--- start of Records supplied ---

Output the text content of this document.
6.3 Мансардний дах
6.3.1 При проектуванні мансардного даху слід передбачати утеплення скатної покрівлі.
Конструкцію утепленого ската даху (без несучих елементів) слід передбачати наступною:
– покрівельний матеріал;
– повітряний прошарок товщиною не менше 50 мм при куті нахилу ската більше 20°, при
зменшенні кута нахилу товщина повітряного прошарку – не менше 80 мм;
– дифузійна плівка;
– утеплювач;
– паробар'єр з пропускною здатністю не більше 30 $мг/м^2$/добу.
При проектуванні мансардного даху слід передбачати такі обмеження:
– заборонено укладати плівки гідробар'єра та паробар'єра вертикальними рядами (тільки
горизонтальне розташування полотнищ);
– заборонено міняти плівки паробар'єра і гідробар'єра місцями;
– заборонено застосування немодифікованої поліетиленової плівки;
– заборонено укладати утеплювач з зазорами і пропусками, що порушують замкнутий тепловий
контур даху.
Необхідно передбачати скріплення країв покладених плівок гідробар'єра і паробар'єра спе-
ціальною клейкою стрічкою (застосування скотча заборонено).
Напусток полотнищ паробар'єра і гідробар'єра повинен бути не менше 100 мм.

--- end of Records supplied ---

Copy out the material word for word and line for line.

Output the text content of this document.
6.3 Мансардний дах
6.3.1 При проектуванні мансардного даху слід передбачати утеплення скатної покрівлі.
Конструкцію утепленого ската даху (без несучих елементів) слід передбачати наступною:
– покрівельний матеріал;
– повітряний прошарок товщиною не менше 50 мм при куті нахилу ската більше 20°, при
зменшенні кута нахилу товщина повітряного прошарку – не менше 80 мм;
– дифузійна плівка;
– утеплювач;
– паробар'єр з пропускною здатністю не більше 30 $мг/м^2$/добу.
При проектуванні мансардного даху слід передбачати такі обмеження:
– заборонено укладати плівки гідробар'єра та паробар'єра вертикальними рядами (тільки
горизонтальне розташування полотнищ);
– заборонено міняти плівки паробар'єра і гідробар'єра місцями;
– заборонено застосування немодифікованої поліетиленової плівки;
– заборонено укладати утеплювач з зазорами і пропусками, що порушують замкнутий тепловий
контур даху.
Необхідно передбачати скріплення країв покладених плівок гідробар'єра і паробар'єра спе-
ціальною клейкою стрічкою (застосування скотча заборонено).
Напусток полотнищ паробар'єра і гідробар'єра повинен бути не менше 100 мм.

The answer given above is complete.